▶ [PROVIDED ENTRIES]

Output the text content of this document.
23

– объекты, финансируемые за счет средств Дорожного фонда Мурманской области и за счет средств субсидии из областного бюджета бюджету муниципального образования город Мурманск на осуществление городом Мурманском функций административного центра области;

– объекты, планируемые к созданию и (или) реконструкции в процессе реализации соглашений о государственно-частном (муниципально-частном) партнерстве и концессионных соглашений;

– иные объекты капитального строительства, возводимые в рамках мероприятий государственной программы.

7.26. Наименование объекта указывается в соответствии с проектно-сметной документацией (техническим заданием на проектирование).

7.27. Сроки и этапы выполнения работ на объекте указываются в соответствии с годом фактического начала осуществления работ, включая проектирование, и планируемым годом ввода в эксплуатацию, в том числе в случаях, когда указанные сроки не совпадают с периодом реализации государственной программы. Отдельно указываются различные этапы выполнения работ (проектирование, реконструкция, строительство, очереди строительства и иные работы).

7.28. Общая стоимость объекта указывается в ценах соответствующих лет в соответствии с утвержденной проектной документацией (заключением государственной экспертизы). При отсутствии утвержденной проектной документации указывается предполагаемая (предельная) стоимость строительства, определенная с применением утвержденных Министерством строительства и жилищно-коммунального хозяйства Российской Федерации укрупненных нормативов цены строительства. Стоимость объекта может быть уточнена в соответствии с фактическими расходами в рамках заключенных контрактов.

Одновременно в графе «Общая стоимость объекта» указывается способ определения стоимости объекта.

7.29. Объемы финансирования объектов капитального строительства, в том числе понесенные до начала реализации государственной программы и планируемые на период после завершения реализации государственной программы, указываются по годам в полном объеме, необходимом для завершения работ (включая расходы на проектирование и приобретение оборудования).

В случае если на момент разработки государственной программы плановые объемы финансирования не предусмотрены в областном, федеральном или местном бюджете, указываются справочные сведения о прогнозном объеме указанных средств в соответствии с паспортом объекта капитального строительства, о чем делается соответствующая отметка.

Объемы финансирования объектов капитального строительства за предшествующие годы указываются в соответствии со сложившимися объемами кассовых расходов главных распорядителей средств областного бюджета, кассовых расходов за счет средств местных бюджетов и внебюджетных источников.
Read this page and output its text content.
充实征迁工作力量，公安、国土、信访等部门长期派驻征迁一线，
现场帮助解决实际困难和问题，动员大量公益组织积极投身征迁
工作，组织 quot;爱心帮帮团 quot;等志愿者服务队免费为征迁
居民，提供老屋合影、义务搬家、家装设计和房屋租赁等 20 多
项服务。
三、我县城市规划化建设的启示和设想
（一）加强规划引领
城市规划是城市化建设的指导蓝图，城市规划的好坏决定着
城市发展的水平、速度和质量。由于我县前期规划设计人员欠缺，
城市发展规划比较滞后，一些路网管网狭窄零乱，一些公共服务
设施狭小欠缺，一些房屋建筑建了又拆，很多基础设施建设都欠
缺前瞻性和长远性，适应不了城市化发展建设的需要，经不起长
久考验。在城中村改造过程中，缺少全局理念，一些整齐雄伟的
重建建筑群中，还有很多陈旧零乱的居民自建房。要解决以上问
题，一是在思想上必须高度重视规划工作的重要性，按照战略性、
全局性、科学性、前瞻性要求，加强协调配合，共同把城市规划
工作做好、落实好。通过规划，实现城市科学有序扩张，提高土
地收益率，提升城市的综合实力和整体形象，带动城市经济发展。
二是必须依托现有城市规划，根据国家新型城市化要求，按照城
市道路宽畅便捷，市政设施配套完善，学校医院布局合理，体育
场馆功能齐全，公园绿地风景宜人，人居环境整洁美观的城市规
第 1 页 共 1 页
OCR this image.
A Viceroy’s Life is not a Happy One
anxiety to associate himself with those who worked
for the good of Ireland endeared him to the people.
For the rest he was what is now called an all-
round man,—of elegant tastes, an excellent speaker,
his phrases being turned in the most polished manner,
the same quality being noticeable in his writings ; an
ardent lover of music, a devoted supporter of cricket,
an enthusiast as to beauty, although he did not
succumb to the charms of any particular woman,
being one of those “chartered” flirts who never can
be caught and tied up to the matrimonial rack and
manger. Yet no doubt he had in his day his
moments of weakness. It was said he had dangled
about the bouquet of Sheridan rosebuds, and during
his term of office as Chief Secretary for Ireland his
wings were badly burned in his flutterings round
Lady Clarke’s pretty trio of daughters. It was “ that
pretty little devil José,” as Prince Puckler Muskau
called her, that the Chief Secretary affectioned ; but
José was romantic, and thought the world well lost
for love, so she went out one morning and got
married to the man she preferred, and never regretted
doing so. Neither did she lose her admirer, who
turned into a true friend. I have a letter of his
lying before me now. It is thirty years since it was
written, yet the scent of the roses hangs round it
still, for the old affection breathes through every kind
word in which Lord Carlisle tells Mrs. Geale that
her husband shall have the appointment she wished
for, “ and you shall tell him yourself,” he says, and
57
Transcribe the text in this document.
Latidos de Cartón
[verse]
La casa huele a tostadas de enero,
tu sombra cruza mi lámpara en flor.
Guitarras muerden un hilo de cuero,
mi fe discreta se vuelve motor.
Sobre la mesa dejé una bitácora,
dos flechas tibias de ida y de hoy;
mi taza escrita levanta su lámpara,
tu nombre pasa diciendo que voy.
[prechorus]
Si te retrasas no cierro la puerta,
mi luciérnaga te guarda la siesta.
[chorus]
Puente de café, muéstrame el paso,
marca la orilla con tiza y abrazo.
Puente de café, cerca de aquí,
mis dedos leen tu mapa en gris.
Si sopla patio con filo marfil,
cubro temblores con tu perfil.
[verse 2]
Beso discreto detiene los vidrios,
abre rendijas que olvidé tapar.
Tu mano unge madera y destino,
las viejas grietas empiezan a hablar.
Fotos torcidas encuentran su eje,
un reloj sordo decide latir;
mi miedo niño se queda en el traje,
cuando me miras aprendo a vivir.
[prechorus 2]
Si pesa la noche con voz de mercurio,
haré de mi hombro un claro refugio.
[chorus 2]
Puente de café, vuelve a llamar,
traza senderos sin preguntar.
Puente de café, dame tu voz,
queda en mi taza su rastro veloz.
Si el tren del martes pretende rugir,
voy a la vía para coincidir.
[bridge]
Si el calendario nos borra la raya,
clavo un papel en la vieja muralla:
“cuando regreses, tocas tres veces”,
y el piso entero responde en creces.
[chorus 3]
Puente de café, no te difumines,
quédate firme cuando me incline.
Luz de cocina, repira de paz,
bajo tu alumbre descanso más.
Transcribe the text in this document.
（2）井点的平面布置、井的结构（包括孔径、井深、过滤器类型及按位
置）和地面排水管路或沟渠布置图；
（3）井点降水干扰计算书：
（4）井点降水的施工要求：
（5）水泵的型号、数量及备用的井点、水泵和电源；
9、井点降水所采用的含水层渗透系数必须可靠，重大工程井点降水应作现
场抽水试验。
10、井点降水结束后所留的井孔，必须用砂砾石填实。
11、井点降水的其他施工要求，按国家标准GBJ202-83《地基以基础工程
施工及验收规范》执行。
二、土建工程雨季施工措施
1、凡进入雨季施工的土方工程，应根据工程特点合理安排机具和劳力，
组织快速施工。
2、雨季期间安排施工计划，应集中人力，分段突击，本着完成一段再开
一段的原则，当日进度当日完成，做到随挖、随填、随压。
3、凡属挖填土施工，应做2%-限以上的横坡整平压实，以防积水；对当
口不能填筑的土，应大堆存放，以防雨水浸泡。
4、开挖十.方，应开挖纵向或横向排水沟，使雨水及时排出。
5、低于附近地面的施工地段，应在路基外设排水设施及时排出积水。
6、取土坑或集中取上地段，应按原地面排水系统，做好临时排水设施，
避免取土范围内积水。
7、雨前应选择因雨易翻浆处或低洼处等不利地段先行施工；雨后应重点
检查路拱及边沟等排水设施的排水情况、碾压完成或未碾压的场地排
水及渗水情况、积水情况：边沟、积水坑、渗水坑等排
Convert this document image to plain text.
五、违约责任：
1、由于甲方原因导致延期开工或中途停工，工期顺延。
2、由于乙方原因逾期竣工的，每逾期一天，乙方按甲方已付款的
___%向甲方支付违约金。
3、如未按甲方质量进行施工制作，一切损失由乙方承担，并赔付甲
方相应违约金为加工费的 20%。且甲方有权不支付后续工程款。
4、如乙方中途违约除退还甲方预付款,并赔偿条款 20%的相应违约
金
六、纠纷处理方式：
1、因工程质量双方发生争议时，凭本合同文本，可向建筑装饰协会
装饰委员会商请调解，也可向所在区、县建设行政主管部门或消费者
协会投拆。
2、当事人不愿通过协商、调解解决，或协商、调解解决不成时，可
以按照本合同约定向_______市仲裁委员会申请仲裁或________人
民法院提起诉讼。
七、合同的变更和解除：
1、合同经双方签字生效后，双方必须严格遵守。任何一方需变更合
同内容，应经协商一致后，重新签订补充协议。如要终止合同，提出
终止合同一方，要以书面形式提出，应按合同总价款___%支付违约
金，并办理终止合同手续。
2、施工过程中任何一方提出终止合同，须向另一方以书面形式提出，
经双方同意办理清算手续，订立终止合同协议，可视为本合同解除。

▶ [INSTRUCTIONS TO FOLLOW] Identify and copy lines that hold the string "cuando".

▶ [FINISHED EXERCISE]
cuando me miras aprendo a vivir.
“cuando regreses, tocas tres veces”,
quédate firme cuando me incline.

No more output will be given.